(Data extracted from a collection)

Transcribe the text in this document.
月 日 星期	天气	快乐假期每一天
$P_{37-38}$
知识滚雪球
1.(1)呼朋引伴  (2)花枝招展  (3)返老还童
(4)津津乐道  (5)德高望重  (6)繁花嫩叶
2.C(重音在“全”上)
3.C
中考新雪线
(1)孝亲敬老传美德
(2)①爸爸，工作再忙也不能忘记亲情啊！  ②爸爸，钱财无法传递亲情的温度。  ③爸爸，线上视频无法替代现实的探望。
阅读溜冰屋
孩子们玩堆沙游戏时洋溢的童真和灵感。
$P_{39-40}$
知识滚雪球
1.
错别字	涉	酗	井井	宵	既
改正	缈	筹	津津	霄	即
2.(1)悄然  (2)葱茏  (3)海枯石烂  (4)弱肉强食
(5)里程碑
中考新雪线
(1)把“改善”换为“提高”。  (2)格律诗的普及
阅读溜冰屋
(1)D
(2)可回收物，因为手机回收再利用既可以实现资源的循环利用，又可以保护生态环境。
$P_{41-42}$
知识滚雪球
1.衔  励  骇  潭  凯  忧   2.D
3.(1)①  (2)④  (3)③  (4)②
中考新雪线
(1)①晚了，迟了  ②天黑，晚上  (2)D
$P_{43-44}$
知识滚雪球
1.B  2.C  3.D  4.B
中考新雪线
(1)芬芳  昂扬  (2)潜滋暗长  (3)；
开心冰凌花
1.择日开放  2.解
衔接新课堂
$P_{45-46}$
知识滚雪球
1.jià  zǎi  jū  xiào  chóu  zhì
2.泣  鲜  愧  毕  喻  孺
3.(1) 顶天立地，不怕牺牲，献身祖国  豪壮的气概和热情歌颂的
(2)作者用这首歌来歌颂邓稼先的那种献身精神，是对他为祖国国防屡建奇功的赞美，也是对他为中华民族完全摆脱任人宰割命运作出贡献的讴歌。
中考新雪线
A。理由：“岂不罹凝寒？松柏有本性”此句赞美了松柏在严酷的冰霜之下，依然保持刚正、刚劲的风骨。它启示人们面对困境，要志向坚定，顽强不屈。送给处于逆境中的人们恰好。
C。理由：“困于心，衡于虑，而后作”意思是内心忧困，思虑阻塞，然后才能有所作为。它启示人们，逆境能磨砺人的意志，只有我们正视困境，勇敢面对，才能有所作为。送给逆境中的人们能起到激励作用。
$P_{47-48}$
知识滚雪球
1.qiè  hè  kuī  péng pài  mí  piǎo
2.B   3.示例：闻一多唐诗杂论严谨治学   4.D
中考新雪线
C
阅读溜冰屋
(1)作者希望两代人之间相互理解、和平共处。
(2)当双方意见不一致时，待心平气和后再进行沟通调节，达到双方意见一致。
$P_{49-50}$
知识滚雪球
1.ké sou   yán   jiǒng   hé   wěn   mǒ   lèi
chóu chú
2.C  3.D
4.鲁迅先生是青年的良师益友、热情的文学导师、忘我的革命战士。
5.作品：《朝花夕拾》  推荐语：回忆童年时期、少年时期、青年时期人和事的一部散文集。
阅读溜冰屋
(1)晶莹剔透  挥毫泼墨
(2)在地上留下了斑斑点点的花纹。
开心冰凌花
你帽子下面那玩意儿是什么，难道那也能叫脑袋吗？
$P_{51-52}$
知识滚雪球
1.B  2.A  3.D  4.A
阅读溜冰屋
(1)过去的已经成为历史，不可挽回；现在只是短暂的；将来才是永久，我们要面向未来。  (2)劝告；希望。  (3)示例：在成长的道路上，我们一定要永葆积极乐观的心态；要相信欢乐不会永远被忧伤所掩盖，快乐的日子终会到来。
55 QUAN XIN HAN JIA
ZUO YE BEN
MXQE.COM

Exercise instructions - Using the entries above, please restate each one word for word.

Result -
Transcribe the text in this document.
月 日 星期	天气	快乐假期每一天
$P_{37-38}$
知识滚雪球
1.(1)呼朋引伴  (2)花枝招展  (3)返老还童
(4)津津乐道  (5)德高望重  (6)繁花嫩叶
2.C(重音在“全”上)
3.C
中考新雪线
(1)孝亲敬老传美德
(2)①爸爸，工作再忙也不能忘记亲情啊！  ②爸爸，钱财无法传递亲情的温度。  ③爸爸，线上视频无法替代现实的探望。
阅读溜冰屋
孩子们玩堆沙游戏时洋溢的童真和灵感。
$P_{39-40}$
知识滚雪球
1.
错别字	涉	酗	井井	宵	既
改正	缈	筹	津津	霄	即
2.(1)悄然  (2)葱茏  (3)海枯石烂  (4)弱肉强食
(5)里程碑
中考新雪线
(1)把“改善”换为“提高”。  (2)格律诗的普及
阅读溜冰屋
(1)D
(2)可回收物，因为手机回收再利用既可以实现资源的循环利用，又可以保护生态环境。
$P_{41-42}$
知识滚雪球
1.衔  励  骇  潭  凯  忧   2.D
3.(1)①  (2)④  (3)③  (4)②
中考新雪线
(1)①晚了，迟了  ②天黑，晚上  (2)D
$P_{43-44}$
知识滚雪球
1.B  2.C  3.D  4.B
中考新雪线
(1)芬芳  昂扬  (2)潜滋暗长  (3)；
开心冰凌花
1.择日开放  2.解
衔接新课堂
$P_{45-46}$
知识滚雪球
1.jià  zǎi  jū  xiào  chóu  zhì
2.泣  鲜  愧  毕  喻  孺
3.(1) 顶天立地，不怕牺牲，献身祖国  豪壮的气概和热情歌颂的
(2)作者用这首歌来歌颂邓稼先的那种献身精神，是对他为祖国国防屡建奇功的赞美，也是对他为中华民族完全摆脱任人宰割命运作出贡献的讴歌。
中考新雪线
A。理由：“岂不罹凝寒？松柏有本性”此句赞美了松柏在严酷的冰霜之下，依然保持刚正、刚劲的风骨。它启示人们面对困境，要志向坚定，顽强不屈。送给处于逆境中的人们恰好。
C。理由：“困于心，衡于虑，而后作”意思是内心忧困，思虑阻塞，然后才能有所作为。它启示人们，逆境能磨砺人的意志，只有我们正视困境，勇敢面对，才能有所作为。送给逆境中的人们能起到激励作用。
$P_{47-48}$
知识滚雪球
1.qiè  hè  kuī  péng pài  mí  piǎo
2.B   3.示例：闻一多唐诗杂论严谨治学   4.D
中考新雪线
C
阅读溜冰屋
(1)作者希望两代人之间相互理解、和平共处。
(2)当双方意见不一致时，待心平气和后再进行沟通调节，达到双方意见一致。
$P_{49-50}$
知识滚雪球
1.ké sou   yán   jiǒng   hé   wěn   mǒ   lèi
chóu chú
2.C  3.D
4.鲁迅先生是青年的良师益友、热情的文学导师、忘我的革命战士。
5.作品：《朝花夕拾》  推荐语：回忆童年时期、少年时期、青年时期人和事的一部散文集。
阅读溜冰屋
(1)晶莹剔透  挥毫泼墨
(2)在地上留下了斑斑点点的花纹。
开心冰凌花
你帽子下面那玩意儿是什么，难道那也能叫脑袋吗？
$P_{51-52}$
知识滚雪球
1.B  2.A  3.D  4.A
阅读溜冰屋
(1)过去的已经成为历史，不可挽回；现在只是短暂的；将来才是永久，我们要面向未来。  (2)劝告；希望。  (3)示例：在成长的道路上，我们一定要永葆积极乐观的心态；要相信欢乐不会永远被忧伤所掩盖，快乐的日子终会到来。
55 QUAN XIN HAN JIA
ZUO YE BEN
MXQE.COM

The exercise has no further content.